-- start --

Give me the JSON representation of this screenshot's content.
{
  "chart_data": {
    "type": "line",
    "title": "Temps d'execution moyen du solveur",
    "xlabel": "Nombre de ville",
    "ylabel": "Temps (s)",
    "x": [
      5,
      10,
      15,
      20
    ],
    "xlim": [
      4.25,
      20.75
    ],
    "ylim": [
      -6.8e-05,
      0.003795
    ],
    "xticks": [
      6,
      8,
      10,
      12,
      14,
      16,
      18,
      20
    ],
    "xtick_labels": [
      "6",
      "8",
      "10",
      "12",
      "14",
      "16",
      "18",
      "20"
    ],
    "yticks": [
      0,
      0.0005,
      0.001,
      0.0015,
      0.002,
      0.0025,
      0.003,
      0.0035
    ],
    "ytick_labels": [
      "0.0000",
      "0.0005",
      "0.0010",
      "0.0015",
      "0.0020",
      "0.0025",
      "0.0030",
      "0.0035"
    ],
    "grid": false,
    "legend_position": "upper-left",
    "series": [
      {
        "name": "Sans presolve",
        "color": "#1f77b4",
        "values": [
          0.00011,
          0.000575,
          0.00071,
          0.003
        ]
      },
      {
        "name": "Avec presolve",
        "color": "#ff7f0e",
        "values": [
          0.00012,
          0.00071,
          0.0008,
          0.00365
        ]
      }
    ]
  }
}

-- end --

Return every line of the preceding records in which the word "presolve" appears.

(Response):
        "name": "Sans presolve",
        "name": "Avec presolve",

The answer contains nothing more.